__Problem to work on__:
Return the entries below in their exact form, leaving the pictures out.

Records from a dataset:
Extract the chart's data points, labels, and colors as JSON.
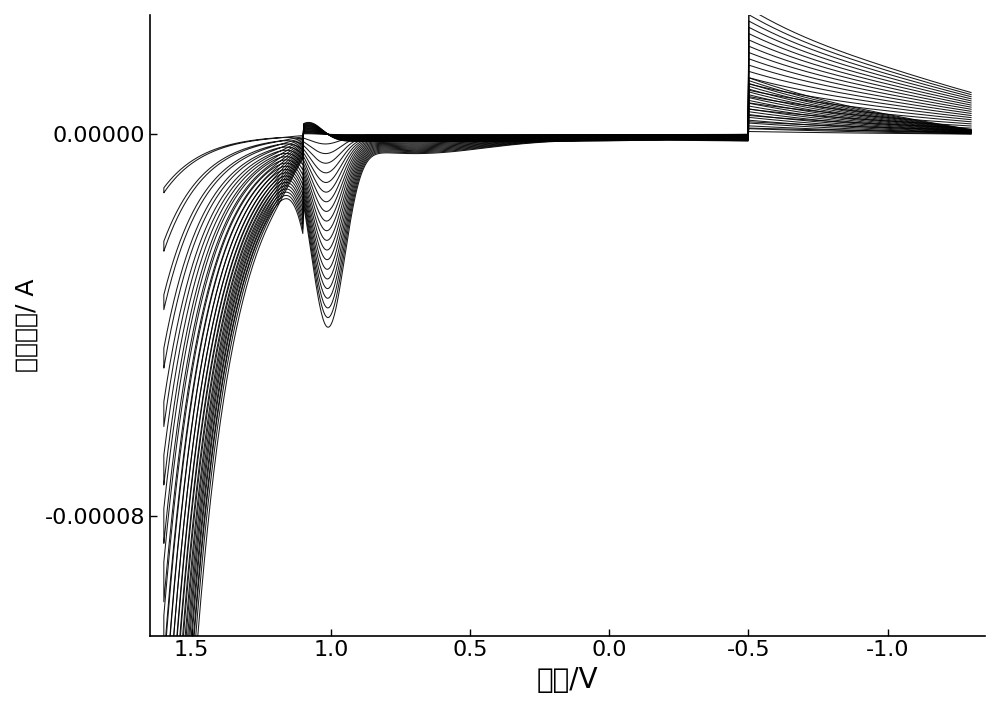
{
  "xlabel": "电位/V",
  "ylabel": "响应电流/ A",
  "xlim": [
    1.65,
    -1.35
  ],
  "ylim": [
    -0.000105,
    2.5e-05
  ],
  "yticks": [
    0.0,
    -8e-05
  ],
  "xticks": [
    1.5,
    1.0,
    0.5,
    0.0,
    -0.5,
    -1.0
  ],
  "num_cycles": 20,
  "line_color": "#000000",
  "background_color": "#ffffff",
  "xlabel_fontsize": 20,
  "ylabel_fontsize": 18,
  "tick_fontsize": 16
}
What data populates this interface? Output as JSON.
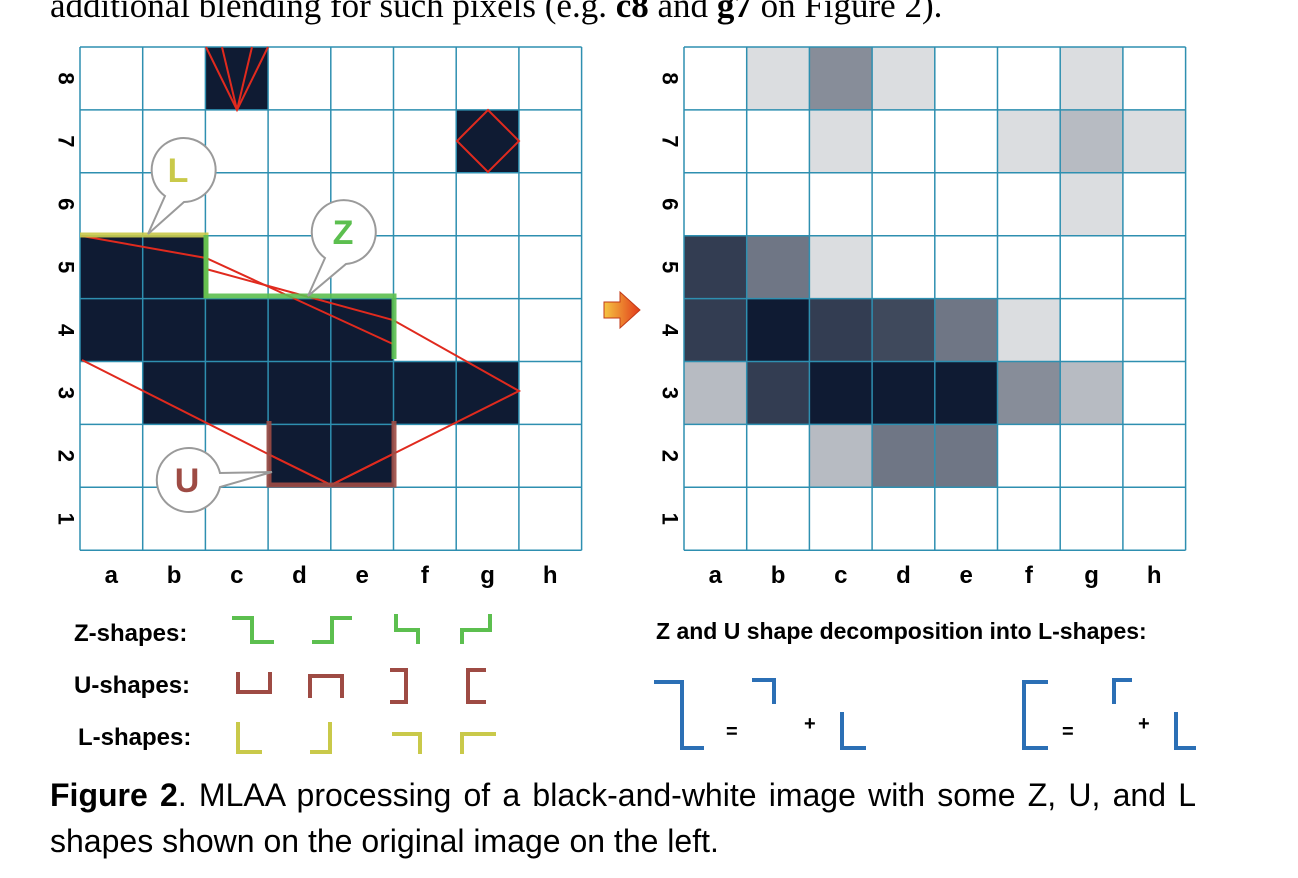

__Result for this task__:
Extract the chart's data points, labels, and colors as JSON.
{
  "xlabel": "电位/V",
  "ylabel": "响应电流/ A",
  "xlim": [
    1.65,
    -1.35
  ],
  "ylim": [
    -0.000105,
    2.5e-05
  ],
  "yticks": [
    0.0,
    -8e-05
  ],
  "xticks": [
    1.5,
    1.0,
    0.5,
    0.0,
    -0.5,
    -1.0
  ],
  "num_cycles": 20,
  "line_color": "#000000",
  "background_color": "#ffffff",
  "xlabel_fontsize": 20,
  "ylabel_fontsize": 18,
  "tick_fontsize": 16
}
What data populates this interface? Output as JSON.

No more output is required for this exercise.